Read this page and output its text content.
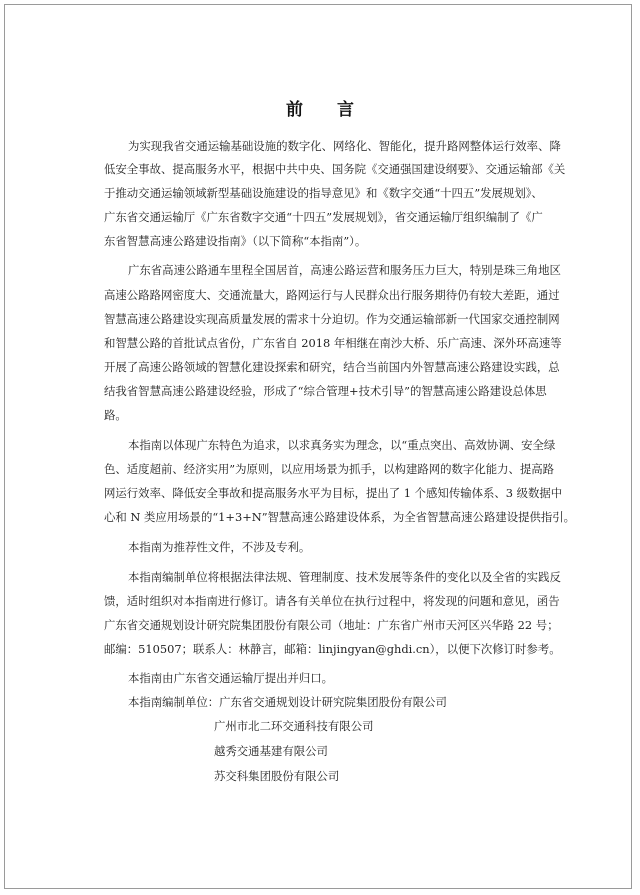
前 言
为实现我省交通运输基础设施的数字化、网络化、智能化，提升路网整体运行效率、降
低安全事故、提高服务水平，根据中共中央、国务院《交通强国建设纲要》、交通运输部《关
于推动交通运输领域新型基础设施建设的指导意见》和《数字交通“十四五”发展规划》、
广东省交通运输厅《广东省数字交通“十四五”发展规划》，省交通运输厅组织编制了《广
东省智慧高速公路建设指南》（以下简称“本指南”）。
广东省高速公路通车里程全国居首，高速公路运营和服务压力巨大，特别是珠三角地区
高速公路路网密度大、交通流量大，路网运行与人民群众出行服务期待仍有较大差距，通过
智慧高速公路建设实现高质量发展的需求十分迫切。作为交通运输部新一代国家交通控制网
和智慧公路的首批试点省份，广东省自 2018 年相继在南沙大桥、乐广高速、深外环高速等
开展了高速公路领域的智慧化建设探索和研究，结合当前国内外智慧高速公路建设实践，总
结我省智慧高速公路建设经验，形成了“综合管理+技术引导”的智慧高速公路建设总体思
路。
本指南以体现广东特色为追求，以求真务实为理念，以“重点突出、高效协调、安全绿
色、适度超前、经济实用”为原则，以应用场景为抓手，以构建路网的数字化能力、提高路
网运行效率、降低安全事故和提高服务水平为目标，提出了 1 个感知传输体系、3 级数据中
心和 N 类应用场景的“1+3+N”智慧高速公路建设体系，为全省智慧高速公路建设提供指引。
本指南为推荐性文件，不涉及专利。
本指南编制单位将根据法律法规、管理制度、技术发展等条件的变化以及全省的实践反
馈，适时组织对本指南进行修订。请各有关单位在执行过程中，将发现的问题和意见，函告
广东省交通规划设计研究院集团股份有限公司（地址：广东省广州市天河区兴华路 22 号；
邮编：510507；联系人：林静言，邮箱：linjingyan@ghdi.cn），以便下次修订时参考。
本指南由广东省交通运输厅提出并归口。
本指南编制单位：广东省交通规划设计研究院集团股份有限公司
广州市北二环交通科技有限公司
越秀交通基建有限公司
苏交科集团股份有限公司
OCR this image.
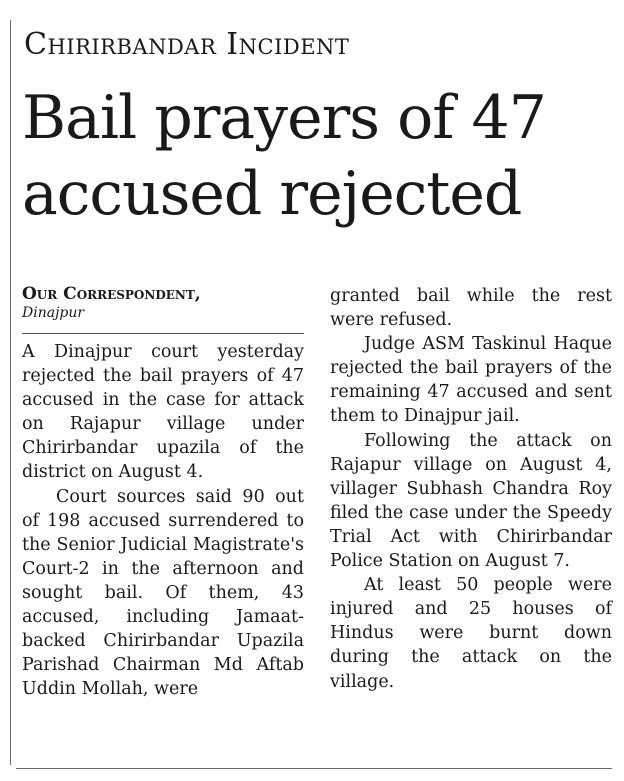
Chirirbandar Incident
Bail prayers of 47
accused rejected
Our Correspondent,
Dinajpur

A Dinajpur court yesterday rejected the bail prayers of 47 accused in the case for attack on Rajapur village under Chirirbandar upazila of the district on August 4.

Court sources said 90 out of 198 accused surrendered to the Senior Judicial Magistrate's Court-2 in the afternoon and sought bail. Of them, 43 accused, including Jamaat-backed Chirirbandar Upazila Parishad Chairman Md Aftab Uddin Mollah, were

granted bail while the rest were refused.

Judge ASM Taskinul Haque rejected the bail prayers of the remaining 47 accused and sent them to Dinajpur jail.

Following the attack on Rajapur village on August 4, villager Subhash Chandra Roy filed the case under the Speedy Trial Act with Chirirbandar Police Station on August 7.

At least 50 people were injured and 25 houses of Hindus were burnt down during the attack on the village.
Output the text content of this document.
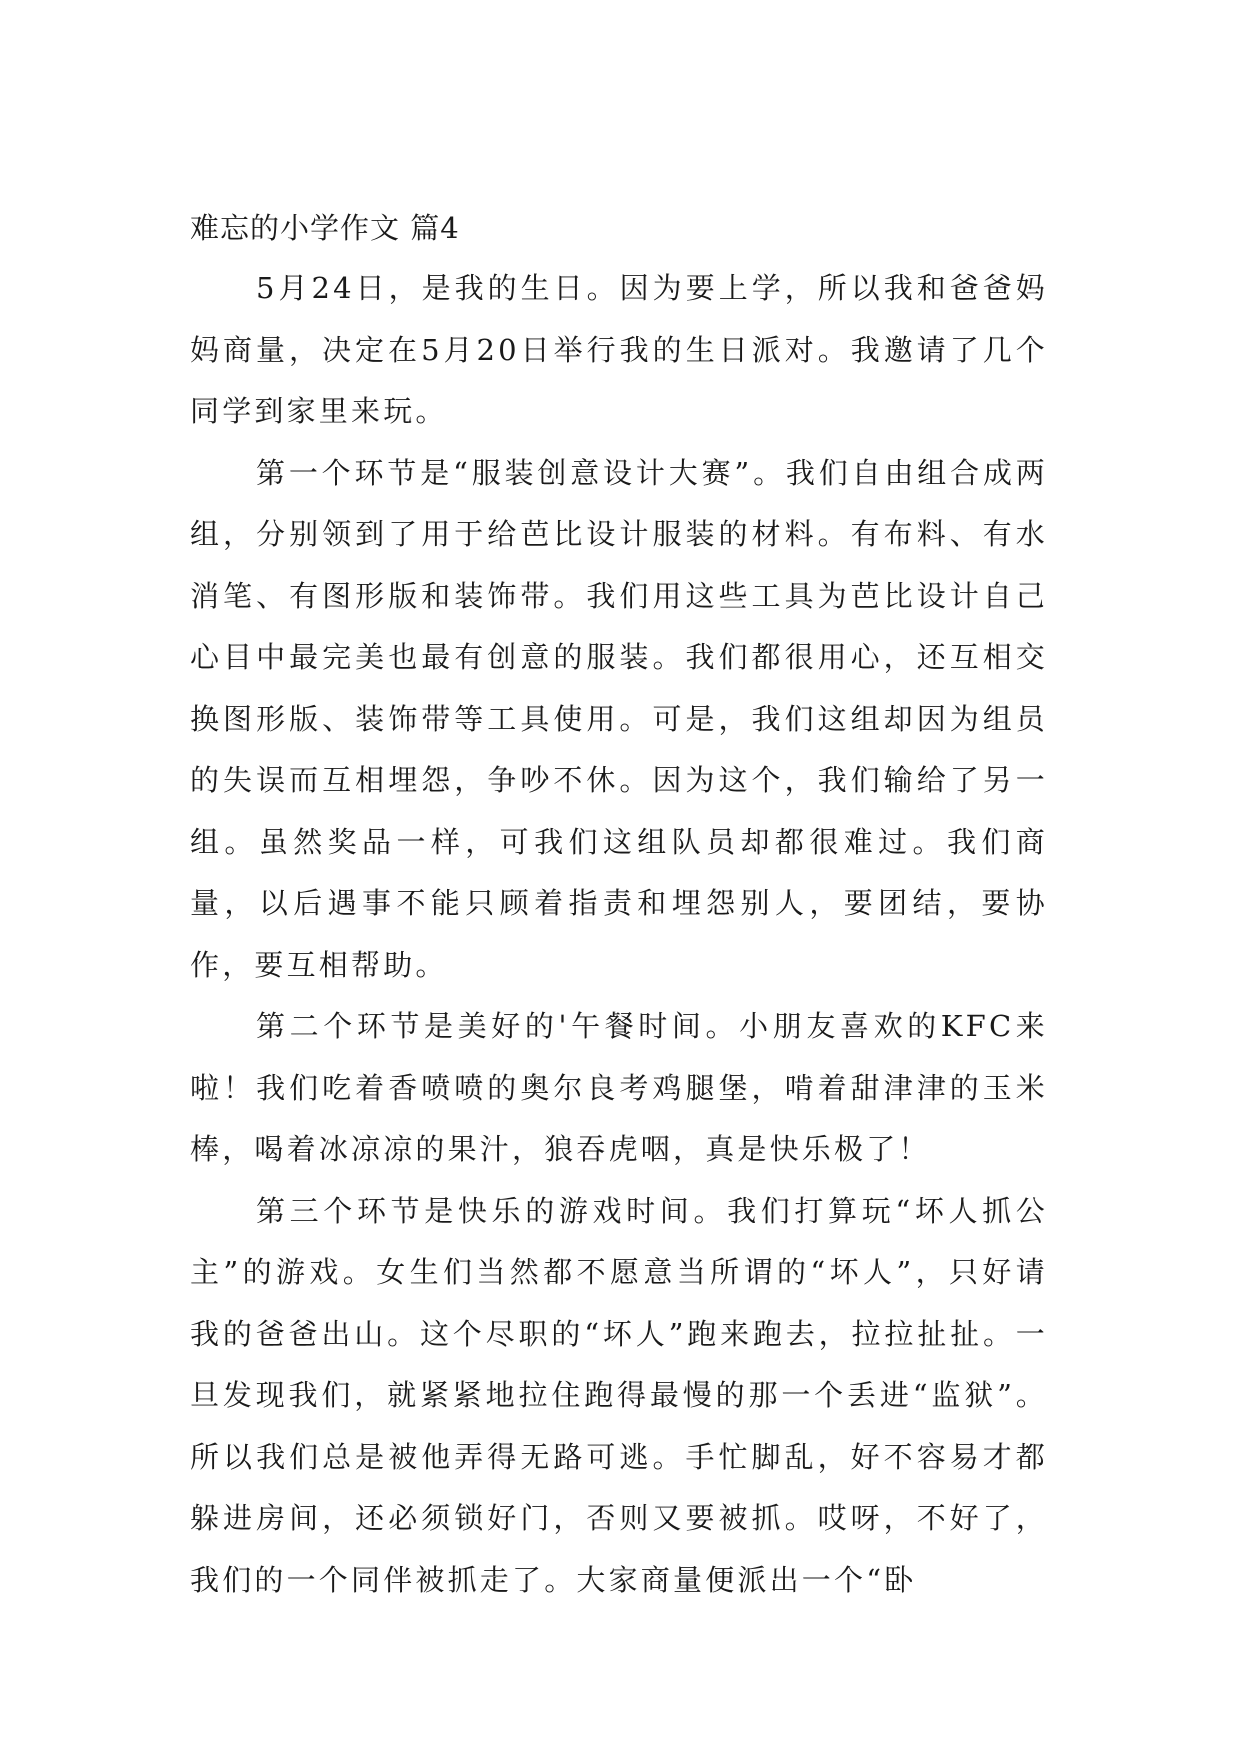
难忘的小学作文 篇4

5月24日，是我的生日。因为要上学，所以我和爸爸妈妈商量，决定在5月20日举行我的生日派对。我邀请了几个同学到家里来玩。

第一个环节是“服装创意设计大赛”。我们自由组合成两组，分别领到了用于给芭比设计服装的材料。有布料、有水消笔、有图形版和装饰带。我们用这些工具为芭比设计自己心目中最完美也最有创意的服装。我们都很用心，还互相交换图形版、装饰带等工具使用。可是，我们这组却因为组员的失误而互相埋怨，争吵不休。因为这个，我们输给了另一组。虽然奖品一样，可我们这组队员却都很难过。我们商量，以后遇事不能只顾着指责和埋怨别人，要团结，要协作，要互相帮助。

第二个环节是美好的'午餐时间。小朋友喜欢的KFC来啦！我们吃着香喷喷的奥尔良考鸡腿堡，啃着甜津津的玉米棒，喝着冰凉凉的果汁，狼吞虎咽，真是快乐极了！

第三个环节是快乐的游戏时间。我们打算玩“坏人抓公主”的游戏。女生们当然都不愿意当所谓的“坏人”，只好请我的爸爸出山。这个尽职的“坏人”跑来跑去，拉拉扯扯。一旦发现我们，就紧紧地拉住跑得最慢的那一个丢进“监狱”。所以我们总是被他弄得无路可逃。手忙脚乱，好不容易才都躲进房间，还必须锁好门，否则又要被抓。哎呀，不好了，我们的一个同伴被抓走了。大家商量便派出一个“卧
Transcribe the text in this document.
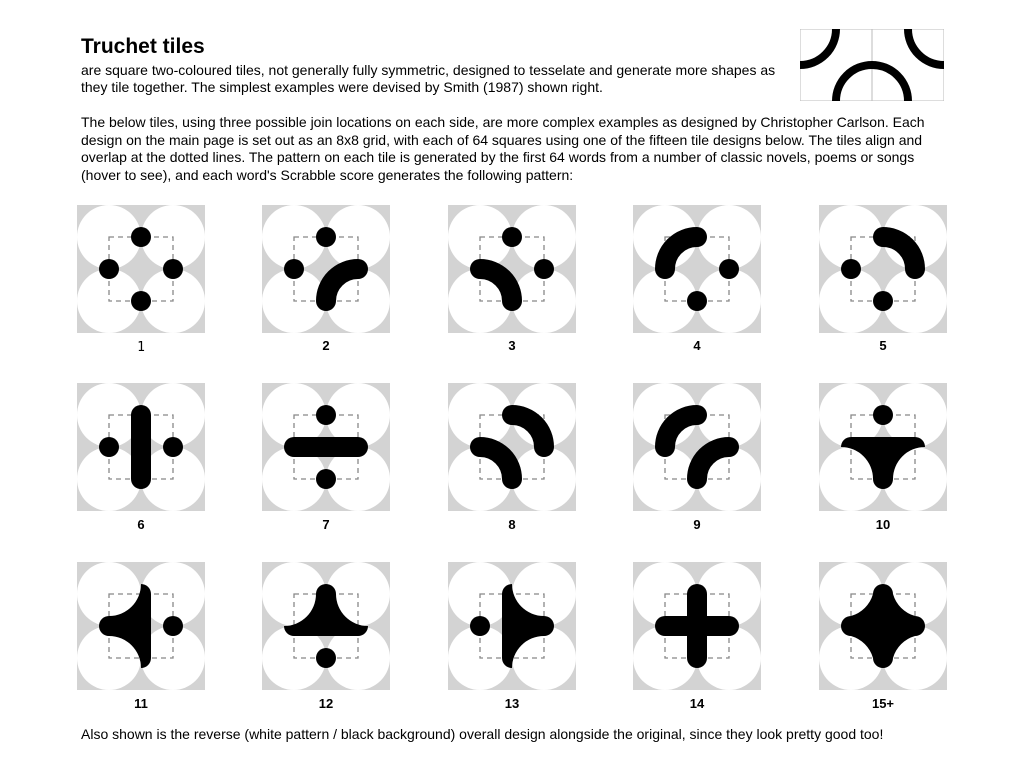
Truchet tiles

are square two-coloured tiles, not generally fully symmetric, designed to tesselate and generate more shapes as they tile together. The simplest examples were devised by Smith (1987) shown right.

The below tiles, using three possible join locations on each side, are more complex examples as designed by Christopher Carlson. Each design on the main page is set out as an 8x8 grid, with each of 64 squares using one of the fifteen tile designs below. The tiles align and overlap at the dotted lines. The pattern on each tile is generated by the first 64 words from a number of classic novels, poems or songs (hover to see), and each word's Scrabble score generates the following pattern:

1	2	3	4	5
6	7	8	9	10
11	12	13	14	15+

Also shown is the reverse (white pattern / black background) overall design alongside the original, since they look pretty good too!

--

Task prompt: Locate and copy each line in the data above that includes the word "pattern".

Written solution:
The below tiles, using three possible join locations on each side, are more complex examples as designed by Christopher Carlson. Each design on the main page is set out as an 8x8 grid, with each of 64 squares using one of the fifteen tile designs below. The tiles align and overlap at the dotted lines. The pattern on each tile is generated by the first 64 words from a number of classic novels, poems or songs (hover to see), and each word's Scrabble score generates the following pattern:
Also shown is the reverse (white pattern / black background) overall design alongside the original, since they look pretty good too!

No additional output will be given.